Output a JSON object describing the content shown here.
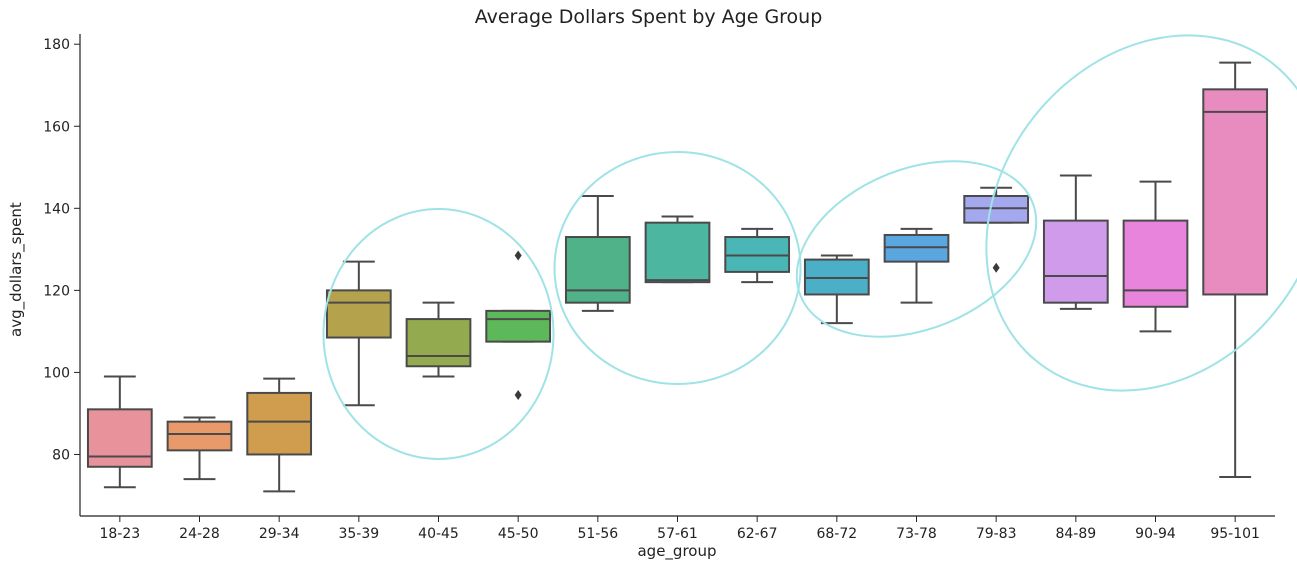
{
  "chart_data": {
    "type": "box",
    "title": "Average Dollars Spent by Age Group",
    "xlabel": "age_group",
    "ylabel": "avg_dollars_spent",
    "ylim": [
      65,
      182
    ],
    "yticks": [
      80,
      100,
      120,
      140,
      160,
      180
    ],
    "grid": false,
    "legend": "none",
    "categories": [
      "18-23",
      "24-28",
      "29-34",
      "35-39",
      "40-45",
      "45-50",
      "51-56",
      "57-61",
      "62-67",
      "68-72",
      "73-78",
      "79-83",
      "84-89",
      "90-94",
      "95-101"
    ],
    "boxes": [
      {
        "category": "18-23",
        "whisker_low": 72,
        "q1": 77,
        "median": 79.5,
        "q3": 91,
        "whisker_high": 99,
        "outliers": [],
        "color": "#e8929c"
      },
      {
        "category": "24-28",
        "whisker_low": 74,
        "q1": 81,
        "median": 85,
        "q3": 88,
        "whisker_high": 89,
        "outliers": [],
        "color": "#e99a6a"
      },
      {
        "category": "29-34",
        "whisker_low": 71,
        "q1": 80,
        "median": 88,
        "q3": 95,
        "whisker_high": 98.5,
        "outliers": [],
        "color": "#d09c4e"
      },
      {
        "category": "35-39",
        "whisker_low": 92,
        "q1": 108.5,
        "median": 117,
        "q3": 120,
        "whisker_high": 127,
        "outliers": [],
        "color": "#b5a24c"
      },
      {
        "category": "40-45",
        "whisker_low": 99,
        "q1": 101.5,
        "median": 104,
        "q3": 113,
        "whisker_high": 117,
        "outliers": [],
        "color": "#94aa4e"
      },
      {
        "category": "45-50",
        "whisker_low": 107.5,
        "q1": 107.5,
        "median": 113,
        "q3": 115,
        "whisker_high": 115,
        "outliers": [
          94.5,
          128.5
        ],
        "color": "#5db85a"
      },
      {
        "category": "51-56",
        "whisker_low": 115,
        "q1": 117,
        "median": 120,
        "q3": 133,
        "whisker_high": 143,
        "outliers": [],
        "color": "#4fb288"
      },
      {
        "category": "57-61",
        "whisker_low": 122,
        "q1": 122,
        "median": 122.5,
        "q3": 136.5,
        "whisker_high": 138,
        "outliers": [],
        "color": "#4cb6a0"
      },
      {
        "category": "62-67",
        "whisker_low": 122,
        "q1": 124.5,
        "median": 128.5,
        "q3": 133,
        "whisker_high": 135,
        "outliers": [],
        "color": "#4ab6b5"
      },
      {
        "category": "68-72",
        "whisker_low": 112,
        "q1": 119,
        "median": 123,
        "q3": 127.5,
        "whisker_high": 128.5,
        "outliers": [],
        "color": "#4cafc8"
      },
      {
        "category": "73-78",
        "whisker_low": 117,
        "q1": 127,
        "median": 130.5,
        "q3": 133.5,
        "whisker_high": 135,
        "outliers": [],
        "color": "#5aa6df"
      },
      {
        "category": "79-83",
        "whisker_low": 136.5,
        "q1": 136.5,
        "median": 140,
        "q3": 143,
        "whisker_high": 145,
        "outliers": [
          125.5
        ],
        "color": "#a4a8ee"
      },
      {
        "category": "84-89",
        "whisker_low": 115.5,
        "q1": 117,
        "median": 123.5,
        "q3": 137,
        "whisker_high": 148,
        "outliers": [],
        "color": "#cf9bea"
      },
      {
        "category": "90-94",
        "whisker_low": 110,
        "q1": 116,
        "median": 120,
        "q3": 137,
        "whisker_high": 146.5,
        "outliers": [],
        "color": "#e884dc"
      },
      {
        "category": "95-101",
        "whisker_low": 74.5,
        "q1": 119,
        "median": 163.5,
        "q3": 169,
        "whisker_high": 175.5,
        "outliers": [],
        "color": "#e88cbf"
      }
    ],
    "annotations": [
      {
        "type": "ellipse",
        "spans": [
          "35-39",
          "40-45",
          "45-50"
        ],
        "color": "#9fe3e6"
      },
      {
        "type": "ellipse",
        "spans": [
          "51-56",
          "57-61",
          "62-67"
        ],
        "color": "#9fe3e6"
      },
      {
        "type": "ellipse",
        "spans": [
          "68-72",
          "73-78",
          "79-83"
        ],
        "color": "#9fe3e6"
      },
      {
        "type": "ellipse",
        "spans": [
          "84-89",
          "90-94",
          "95-101"
        ],
        "color": "#9fe3e6"
      }
    ]
  }
}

#####

■ **SHORT PROBLEM**: Can you restate all the records above word for word while dropping the pictures?

■ **FULL SOLUTION**:
Output a JSON object describing the content shown here.
{
  "chart_data": {
    "type": "box",
    "title": "Average Dollars Spent by Age Group",
    "xlabel": "age_group",
    "ylabel": "avg_dollars_spent",
    "ylim": [
      65,
      182
    ],
    "yticks": [
      80,
      100,
      120,
      140,
      160,
      180
    ],
    "grid": false,
    "legend": "none",
    "categories": [
      "18-23",
      "24-28",
      "29-34",
      "35-39",
      "40-45",
      "45-50",
      "51-56",
      "57-61",
      "62-67",
      "68-72",
      "73-78",
      "79-83",
      "84-89",
      "90-94",
      "95-101"
    ],
    "boxes": [
      {
        "category": "18-23",
        "whisker_low": 72,
        "q1": 77,
        "median": 79.5,
        "q3": 91,
        "whisker_high": 99,
        "outliers": [],
        "color": "#e8929c"
      },
      {
        "category": "24-28",
        "whisker_low": 74,
        "q1": 81,
        "median": 85,
        "q3": 88,
        "whisker_high": 89,
        "outliers": [],
        "color": "#e99a6a"
      },
      {
        "category": "29-34",
        "whisker_low": 71,
        "q1": 80,
        "median": 88,
        "q3": 95,
        "whisker_high": 98.5,
        "outliers": [],
        "color": "#d09c4e"
      },
      {
        "category": "35-39",
        "whisker_low": 92,
        "q1": 108.5,
        "median": 117,
        "q3": 120,
        "whisker_high": 127,
        "outliers": [],
        "color": "#b5a24c"
      },
      {
        "category": "40-45",
        "whisker_low": 99,
        "q1": 101.5,
        "median": 104,
        "q3": 113,
        "whisker_high": 117,
        "outliers": [],
        "color": "#94aa4e"
      },
      {
        "category": "45-50",
        "whisker_low": 107.5,
        "q1": 107.5,
        "median": 113,
        "q3": 115,
        "whisker_high": 115,
        "outliers": [
          94.5,
          128.5
        ],
        "color": "#5db85a"
      },
      {
        "category": "51-56",
        "whisker_low": 115,
        "q1": 117,
        "median": 120,
        "q3": 133,
        "whisker_high": 143,
        "outliers": [],
        "color": "#4fb288"
      },
      {
        "category": "57-61",
        "whisker_low": 122,
        "q1": 122,
        "median": 122.5,
        "q3": 136.5,
        "whisker_high": 138,
        "outliers": [],
        "color": "#4cb6a0"
      },
      {
        "category": "62-67",
        "whisker_low": 122,
        "q1": 124.5,
        "median": 128.5,
        "q3": 133,
        "whisker_high": 135,
        "outliers": [],
        "color": "#4ab6b5"
      },
      {
        "category": "68-72",
        "whisker_low": 112,
        "q1": 119,
        "median": 123,
        "q3": 127.5,
        "whisker_high": 128.5,
        "outliers": [],
        "color": "#4cafc8"
      },
      {
        "category": "73-78",
        "whisker_low": 117,
        "q1": 127,
        "median": 130.5,
        "q3": 133.5,
        "whisker_high": 135,
        "outliers": [],
        "color": "#5aa6df"
      },
      {
        "category": "79-83",
        "whisker_low": 136.5,
        "q1": 136.5,
        "median": 140,
        "q3": 143,
        "whisker_high": 145,
        "outliers": [
          125.5
        ],
        "color": "#a4a8ee"
      },
      {
        "category": "84-89",
        "whisker_low": 115.5,
        "q1": 117,
        "median": 123.5,
        "q3": 137,
        "whisker_high": 148,
        "outliers": [],
        "color": "#cf9bea"
      },
      {
        "category": "90-94",
        "whisker_low": 110,
        "q1": 116,
        "median": 120,
        "q3": 137,
        "whisker_high": 146.5,
        "outliers": [],
        "color": "#e884dc"
      },
      {
        "category": "95-101",
        "whisker_low": 74.5,
        "q1": 119,
        "median": 163.5,
        "q3": 169,
        "whisker_high": 175.5,
        "outliers": [],
        "color": "#e88cbf"
      }
    ],
    "annotations": [
      {
        "type": "ellipse",
        "spans": [
          "35-39",
          "40-45",
          "45-50"
        ],
        "color": "#9fe3e6"
      },
      {
        "type": "ellipse",
        "spans": [
          "51-56",
          "57-61",
          "62-67"
        ],
        "color": "#9fe3e6"
      },
      {
        "type": "ellipse",
        "spans": [
          "68-72",
          "73-78",
          "79-83"
        ],
        "color": "#9fe3e6"
      },
      {
        "type": "ellipse",
        "spans": [
          "84-89",
          "90-94",
          "95-101"
        ],
        "color": "#9fe3e6"
      }
    ]
  }
}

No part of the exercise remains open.